--- begin EXCERPTED DATA ---

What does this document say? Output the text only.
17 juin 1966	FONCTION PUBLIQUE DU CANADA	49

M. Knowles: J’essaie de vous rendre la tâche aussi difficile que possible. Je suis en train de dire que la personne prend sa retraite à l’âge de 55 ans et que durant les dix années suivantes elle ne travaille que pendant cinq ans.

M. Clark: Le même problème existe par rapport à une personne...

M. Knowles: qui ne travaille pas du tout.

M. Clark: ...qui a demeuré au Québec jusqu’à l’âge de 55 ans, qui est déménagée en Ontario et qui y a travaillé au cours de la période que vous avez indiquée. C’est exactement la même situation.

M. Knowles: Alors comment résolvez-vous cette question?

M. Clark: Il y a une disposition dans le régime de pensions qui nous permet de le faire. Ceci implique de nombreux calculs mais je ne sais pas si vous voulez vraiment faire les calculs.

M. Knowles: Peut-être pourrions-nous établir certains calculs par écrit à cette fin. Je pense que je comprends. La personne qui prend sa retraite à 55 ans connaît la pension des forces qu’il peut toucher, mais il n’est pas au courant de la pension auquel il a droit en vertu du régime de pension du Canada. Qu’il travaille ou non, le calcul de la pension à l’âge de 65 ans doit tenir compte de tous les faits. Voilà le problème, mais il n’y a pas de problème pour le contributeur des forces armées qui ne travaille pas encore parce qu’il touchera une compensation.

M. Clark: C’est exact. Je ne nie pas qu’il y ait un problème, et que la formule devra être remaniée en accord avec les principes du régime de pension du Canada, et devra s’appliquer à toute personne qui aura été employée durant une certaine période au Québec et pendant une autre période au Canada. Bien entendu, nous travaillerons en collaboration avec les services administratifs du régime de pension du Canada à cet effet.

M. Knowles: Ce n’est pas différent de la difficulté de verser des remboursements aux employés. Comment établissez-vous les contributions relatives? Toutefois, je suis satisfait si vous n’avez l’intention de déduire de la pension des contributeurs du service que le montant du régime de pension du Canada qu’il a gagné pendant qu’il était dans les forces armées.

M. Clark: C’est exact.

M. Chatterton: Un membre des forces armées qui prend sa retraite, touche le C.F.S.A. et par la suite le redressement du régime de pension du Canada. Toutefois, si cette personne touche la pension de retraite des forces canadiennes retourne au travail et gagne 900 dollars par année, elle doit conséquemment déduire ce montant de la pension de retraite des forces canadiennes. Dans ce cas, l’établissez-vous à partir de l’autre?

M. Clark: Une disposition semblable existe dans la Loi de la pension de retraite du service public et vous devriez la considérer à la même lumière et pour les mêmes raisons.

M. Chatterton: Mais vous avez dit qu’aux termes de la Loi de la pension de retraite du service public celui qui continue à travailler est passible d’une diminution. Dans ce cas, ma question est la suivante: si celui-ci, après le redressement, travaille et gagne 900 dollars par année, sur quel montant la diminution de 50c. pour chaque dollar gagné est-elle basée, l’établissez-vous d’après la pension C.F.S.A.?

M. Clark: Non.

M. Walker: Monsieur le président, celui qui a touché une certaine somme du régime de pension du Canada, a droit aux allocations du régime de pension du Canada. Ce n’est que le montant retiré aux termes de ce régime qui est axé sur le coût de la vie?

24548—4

--- end EXCERPTED DATA ---
--- begin EXCERPTED DATA ---

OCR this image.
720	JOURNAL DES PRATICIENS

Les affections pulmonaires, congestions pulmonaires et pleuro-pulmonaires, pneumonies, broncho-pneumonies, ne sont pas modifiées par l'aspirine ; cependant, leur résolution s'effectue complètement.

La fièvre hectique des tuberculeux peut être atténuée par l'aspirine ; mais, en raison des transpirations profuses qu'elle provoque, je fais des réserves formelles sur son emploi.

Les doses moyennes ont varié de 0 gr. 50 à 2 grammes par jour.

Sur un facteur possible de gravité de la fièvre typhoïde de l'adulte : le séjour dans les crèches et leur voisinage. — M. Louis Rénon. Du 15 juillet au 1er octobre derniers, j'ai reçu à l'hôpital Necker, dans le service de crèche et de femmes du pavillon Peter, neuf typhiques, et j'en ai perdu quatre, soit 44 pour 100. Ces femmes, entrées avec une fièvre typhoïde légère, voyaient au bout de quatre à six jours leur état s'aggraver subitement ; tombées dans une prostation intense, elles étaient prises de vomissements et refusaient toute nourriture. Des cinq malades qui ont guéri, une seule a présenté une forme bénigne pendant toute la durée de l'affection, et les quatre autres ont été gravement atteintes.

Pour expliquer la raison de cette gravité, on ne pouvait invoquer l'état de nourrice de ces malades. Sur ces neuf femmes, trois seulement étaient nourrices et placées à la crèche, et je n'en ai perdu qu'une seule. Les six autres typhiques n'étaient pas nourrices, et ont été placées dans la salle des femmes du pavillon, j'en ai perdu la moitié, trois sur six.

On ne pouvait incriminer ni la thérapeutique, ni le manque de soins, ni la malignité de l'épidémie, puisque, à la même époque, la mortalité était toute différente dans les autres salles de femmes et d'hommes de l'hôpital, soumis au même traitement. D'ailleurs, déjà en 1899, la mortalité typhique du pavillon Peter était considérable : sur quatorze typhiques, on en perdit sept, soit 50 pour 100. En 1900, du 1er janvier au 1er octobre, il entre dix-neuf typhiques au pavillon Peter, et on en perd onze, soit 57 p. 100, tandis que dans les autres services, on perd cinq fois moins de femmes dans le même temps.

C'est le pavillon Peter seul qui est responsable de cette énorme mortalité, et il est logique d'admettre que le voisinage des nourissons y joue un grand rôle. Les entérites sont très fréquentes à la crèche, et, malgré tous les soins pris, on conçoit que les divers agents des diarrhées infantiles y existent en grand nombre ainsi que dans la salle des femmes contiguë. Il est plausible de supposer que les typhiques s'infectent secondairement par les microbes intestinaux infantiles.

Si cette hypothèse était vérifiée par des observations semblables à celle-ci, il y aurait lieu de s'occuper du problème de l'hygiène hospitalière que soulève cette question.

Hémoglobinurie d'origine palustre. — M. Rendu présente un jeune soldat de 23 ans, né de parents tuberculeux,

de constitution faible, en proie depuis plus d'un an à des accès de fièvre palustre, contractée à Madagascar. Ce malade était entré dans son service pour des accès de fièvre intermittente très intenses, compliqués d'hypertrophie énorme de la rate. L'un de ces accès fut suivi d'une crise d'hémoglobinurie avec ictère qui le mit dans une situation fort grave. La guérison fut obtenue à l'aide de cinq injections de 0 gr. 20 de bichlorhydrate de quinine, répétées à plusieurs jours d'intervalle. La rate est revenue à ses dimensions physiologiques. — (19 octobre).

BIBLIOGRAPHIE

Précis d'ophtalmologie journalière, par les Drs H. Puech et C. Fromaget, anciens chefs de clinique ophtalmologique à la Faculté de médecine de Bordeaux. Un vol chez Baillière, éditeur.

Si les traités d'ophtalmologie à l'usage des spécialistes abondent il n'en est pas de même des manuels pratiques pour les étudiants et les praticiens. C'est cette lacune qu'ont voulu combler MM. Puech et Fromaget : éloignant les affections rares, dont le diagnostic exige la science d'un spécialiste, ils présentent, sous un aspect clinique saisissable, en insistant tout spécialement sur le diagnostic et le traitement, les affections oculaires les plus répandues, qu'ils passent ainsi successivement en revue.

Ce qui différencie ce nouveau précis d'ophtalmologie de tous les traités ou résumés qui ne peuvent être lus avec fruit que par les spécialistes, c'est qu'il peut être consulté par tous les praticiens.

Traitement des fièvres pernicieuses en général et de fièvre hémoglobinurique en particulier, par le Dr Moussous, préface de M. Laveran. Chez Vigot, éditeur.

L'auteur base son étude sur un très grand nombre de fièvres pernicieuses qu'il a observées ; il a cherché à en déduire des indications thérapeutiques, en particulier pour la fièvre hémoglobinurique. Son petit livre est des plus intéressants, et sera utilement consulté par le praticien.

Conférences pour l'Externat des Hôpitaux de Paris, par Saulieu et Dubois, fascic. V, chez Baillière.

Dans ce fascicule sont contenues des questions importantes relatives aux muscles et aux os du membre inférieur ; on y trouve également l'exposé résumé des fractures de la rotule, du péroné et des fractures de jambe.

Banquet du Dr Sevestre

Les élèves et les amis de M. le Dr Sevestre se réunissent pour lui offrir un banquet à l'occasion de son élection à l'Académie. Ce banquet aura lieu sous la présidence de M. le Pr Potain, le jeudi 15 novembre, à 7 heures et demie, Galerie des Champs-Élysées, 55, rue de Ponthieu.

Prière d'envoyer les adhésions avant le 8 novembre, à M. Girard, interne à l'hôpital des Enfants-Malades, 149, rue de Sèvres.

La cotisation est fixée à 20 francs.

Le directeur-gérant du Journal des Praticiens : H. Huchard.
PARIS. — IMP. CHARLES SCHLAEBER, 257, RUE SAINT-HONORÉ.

--- end EXCERPTED DATA ---
--- begin EXCERPTED DATA ---

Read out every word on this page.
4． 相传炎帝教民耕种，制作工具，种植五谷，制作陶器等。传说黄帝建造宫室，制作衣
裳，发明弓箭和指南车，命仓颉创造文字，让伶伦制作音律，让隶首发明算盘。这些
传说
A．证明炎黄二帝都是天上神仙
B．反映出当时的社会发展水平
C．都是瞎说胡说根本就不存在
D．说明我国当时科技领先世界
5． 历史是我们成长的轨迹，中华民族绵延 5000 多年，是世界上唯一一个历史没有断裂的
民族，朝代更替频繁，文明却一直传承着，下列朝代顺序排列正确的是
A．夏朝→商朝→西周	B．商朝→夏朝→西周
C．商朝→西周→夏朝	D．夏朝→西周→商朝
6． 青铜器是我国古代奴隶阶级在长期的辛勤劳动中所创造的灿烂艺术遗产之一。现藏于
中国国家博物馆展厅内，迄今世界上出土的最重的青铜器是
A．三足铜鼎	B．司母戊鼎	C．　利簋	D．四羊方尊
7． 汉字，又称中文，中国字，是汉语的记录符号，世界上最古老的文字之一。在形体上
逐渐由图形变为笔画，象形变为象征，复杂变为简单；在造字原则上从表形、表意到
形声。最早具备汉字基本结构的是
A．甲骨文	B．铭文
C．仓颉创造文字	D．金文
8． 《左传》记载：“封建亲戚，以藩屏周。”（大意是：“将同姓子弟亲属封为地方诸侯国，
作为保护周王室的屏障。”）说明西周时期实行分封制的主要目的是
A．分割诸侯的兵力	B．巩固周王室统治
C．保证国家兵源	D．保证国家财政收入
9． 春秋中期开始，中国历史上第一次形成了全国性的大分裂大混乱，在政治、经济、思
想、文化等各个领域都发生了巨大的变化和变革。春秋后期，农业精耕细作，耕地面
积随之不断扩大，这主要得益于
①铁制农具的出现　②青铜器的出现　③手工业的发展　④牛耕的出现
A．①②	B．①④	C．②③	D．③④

--- end EXCERPTED DATA ---

From the data above, pick out each line containing "fièvres" and copy it.

EXPECTED ANSWER:
Traitement des fièvres pernicieuses en général et de fièvre hémoglobinurique en particulier, par le Dr Moussous, préface de M. Laveran. Chez Vigot, éditeur.
L'auteur base son étude sur un très grand nombre de fièvres pernicieuses qu'il a observées ; il a cherché à en déduire des indications thérapeutiques, en particulier pour la fièvre hémoglobinurique. Son petit livre est des plus intéressants, et sera utilement consulté par le praticien.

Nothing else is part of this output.